=== Material supplied ===
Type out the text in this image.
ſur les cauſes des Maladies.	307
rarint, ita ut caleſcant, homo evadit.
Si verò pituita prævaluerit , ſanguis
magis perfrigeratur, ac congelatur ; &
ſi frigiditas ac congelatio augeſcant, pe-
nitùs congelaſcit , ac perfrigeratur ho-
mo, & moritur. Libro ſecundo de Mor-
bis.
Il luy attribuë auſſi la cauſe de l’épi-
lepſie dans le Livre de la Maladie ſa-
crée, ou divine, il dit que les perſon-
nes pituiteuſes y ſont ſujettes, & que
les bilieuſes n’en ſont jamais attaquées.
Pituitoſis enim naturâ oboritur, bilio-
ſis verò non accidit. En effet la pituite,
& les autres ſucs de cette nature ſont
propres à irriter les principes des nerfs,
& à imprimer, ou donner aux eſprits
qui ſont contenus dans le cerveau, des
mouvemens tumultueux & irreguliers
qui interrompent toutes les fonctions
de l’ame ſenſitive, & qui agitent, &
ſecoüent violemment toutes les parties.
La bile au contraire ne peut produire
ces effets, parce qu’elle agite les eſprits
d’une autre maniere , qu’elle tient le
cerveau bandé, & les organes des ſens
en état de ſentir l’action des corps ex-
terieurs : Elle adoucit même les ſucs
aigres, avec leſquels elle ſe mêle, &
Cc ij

---

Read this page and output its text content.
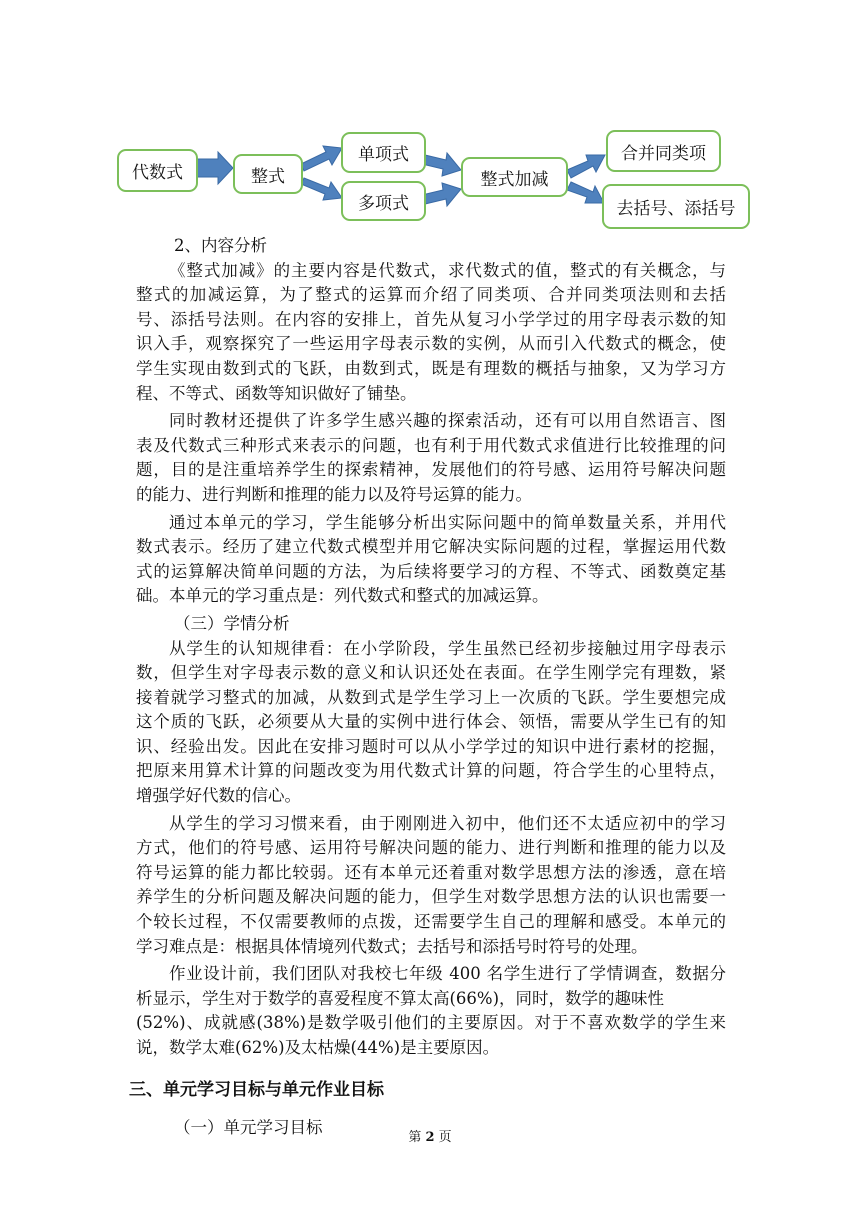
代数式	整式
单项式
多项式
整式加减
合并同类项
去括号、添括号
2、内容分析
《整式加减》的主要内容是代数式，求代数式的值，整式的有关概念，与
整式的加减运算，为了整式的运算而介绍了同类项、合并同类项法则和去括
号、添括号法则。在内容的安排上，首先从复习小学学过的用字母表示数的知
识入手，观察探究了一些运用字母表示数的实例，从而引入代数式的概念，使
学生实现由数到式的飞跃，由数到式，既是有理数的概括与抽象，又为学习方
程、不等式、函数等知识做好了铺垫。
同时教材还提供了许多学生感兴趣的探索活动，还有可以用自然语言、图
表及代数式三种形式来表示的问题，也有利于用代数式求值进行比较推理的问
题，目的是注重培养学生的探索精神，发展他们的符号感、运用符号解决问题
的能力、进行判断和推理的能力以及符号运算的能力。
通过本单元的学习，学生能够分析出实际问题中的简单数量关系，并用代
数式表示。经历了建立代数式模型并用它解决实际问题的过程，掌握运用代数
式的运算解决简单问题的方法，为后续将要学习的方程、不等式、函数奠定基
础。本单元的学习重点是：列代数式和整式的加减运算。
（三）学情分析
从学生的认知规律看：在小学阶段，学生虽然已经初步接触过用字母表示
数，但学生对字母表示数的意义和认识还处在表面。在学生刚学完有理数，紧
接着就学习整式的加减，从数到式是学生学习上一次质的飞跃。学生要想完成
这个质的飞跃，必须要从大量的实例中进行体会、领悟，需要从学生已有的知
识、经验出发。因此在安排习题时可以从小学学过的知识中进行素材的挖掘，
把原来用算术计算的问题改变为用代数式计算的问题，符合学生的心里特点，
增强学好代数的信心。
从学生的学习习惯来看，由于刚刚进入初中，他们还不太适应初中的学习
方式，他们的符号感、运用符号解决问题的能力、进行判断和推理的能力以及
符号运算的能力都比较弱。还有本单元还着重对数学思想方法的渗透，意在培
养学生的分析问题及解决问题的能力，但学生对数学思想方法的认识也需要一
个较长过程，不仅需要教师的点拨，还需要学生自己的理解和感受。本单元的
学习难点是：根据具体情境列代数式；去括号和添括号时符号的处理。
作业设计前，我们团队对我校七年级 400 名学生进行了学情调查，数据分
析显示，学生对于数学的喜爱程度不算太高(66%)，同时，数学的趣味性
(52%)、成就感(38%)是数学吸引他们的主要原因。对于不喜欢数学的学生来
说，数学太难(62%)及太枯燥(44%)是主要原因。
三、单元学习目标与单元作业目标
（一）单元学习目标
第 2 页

=== Exercise objective ===
Report how many lines in the data include the word "this", and give nothing but the count.

=== Output of the exercise ===
2